(Some records)
*****

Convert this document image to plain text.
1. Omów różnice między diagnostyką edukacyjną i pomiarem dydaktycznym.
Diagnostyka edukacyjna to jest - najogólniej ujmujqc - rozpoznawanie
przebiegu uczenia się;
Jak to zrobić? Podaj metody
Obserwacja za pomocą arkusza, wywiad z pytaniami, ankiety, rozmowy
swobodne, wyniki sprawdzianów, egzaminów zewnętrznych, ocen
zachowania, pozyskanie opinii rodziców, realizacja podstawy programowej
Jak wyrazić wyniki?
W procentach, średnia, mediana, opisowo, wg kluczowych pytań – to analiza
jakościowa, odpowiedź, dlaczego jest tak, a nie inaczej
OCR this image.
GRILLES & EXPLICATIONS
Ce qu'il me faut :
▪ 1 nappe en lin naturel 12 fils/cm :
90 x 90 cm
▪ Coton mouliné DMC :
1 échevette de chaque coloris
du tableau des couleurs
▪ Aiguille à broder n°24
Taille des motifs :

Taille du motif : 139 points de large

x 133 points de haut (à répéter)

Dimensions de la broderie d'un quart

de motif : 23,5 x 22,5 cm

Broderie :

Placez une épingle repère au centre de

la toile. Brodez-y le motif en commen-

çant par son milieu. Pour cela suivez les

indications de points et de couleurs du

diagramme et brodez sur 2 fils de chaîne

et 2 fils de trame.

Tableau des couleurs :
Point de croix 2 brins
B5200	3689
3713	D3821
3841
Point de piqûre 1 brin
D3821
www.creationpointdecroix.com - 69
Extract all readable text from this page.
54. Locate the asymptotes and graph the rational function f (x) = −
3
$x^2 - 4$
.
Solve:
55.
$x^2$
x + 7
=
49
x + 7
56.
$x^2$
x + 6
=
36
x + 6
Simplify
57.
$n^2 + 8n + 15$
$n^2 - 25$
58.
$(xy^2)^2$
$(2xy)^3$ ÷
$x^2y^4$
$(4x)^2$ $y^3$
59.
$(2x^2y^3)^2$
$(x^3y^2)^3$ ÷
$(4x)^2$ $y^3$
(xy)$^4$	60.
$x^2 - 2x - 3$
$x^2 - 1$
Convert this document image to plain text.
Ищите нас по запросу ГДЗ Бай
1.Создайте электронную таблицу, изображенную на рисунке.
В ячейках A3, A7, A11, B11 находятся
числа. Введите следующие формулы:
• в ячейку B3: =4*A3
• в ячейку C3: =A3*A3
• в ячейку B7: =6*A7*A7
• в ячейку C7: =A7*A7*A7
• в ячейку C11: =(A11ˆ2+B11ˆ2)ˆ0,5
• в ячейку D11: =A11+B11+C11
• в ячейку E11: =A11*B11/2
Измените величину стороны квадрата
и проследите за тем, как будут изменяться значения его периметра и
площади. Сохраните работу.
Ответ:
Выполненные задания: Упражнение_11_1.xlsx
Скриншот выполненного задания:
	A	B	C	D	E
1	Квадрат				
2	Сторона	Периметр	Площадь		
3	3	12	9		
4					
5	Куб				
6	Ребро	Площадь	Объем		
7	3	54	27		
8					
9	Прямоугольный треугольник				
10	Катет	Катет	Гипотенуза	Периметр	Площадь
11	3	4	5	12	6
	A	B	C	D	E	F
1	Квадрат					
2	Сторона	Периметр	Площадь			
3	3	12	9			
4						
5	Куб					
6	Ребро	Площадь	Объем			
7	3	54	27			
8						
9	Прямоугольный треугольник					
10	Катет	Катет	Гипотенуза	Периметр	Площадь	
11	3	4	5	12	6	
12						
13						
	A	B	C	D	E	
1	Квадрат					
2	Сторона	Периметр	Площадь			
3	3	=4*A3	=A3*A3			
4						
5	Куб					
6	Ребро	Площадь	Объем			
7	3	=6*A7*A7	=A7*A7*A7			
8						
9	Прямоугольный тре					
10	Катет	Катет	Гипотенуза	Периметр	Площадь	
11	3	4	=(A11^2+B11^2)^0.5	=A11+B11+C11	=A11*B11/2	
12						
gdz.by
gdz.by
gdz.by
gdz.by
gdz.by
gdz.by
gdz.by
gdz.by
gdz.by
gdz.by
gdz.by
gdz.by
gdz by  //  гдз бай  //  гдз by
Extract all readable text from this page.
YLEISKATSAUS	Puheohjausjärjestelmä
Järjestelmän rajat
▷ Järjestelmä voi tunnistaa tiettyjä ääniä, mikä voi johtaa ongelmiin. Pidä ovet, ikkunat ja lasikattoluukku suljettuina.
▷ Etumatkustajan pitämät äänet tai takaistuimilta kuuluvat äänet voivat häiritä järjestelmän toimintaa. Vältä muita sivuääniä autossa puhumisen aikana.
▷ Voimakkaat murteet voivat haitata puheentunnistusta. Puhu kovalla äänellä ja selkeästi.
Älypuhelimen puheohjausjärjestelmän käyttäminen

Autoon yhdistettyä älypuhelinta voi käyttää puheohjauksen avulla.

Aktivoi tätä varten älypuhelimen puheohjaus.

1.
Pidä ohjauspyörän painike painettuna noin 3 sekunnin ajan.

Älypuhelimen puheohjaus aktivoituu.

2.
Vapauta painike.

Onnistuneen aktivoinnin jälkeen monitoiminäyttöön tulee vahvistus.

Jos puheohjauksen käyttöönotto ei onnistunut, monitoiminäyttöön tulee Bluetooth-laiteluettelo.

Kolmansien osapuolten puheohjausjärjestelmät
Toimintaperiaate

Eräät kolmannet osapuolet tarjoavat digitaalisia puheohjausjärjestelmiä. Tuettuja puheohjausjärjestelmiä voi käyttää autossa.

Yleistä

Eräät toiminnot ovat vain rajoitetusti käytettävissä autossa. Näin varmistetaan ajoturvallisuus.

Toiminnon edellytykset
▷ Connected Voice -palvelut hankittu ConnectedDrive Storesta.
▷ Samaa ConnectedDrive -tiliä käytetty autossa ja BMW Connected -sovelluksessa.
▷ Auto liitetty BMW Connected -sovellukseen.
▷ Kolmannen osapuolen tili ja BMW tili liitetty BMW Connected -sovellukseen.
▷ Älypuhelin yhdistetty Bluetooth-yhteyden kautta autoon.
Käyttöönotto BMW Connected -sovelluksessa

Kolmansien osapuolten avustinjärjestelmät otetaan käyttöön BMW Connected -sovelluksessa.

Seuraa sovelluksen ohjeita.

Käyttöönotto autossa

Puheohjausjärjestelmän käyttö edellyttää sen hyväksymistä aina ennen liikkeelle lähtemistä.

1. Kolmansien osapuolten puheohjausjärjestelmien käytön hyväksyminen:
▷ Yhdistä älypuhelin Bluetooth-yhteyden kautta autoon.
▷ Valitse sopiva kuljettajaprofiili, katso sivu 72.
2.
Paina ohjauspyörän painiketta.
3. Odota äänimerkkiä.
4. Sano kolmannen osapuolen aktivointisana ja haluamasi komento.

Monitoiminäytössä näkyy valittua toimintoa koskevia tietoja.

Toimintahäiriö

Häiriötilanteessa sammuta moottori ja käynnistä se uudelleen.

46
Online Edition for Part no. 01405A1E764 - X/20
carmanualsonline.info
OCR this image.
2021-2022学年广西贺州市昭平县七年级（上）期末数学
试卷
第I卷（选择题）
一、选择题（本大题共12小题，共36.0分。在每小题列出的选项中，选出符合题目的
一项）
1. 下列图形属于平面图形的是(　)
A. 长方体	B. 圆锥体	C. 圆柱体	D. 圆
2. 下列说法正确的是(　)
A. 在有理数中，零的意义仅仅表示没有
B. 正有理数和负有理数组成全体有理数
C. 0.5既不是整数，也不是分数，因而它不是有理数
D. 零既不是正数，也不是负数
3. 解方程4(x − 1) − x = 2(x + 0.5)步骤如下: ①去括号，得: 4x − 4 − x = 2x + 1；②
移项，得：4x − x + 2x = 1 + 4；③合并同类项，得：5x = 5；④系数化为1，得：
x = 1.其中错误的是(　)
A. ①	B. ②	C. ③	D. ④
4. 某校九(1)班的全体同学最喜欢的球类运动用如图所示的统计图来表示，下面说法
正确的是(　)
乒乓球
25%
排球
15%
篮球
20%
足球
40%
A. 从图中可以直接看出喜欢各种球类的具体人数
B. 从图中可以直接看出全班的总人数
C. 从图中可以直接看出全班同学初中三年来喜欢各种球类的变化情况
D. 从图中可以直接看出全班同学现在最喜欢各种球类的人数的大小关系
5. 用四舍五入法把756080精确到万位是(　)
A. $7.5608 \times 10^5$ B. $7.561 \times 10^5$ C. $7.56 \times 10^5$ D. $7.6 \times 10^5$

*****

In the records above, locate every line with the string "autossa" and copy it.

▷ Etumatkustajan pitämät äänet tai takaistuimilta kuuluvat äänet voivat häiritä järjestelmän toimintaa. Vältä muita sivuääniä autossa puhumisen aikana.
Eräät kolmannet osapuolet tarjoavat digitaalisia puheohjausjärjestelmiä. Tuettuja puheohjausjärjestelmiä voi käyttää autossa.
Eräät toiminnot ovat vain rajoitetusti käytettävissä autossa. Näin varmistetaan ajoturvallisuus.
▷ Samaa ConnectedDrive -tiliä käytetty autossa ja BMW Connected -sovelluksessa.
Käyttöönotto autossa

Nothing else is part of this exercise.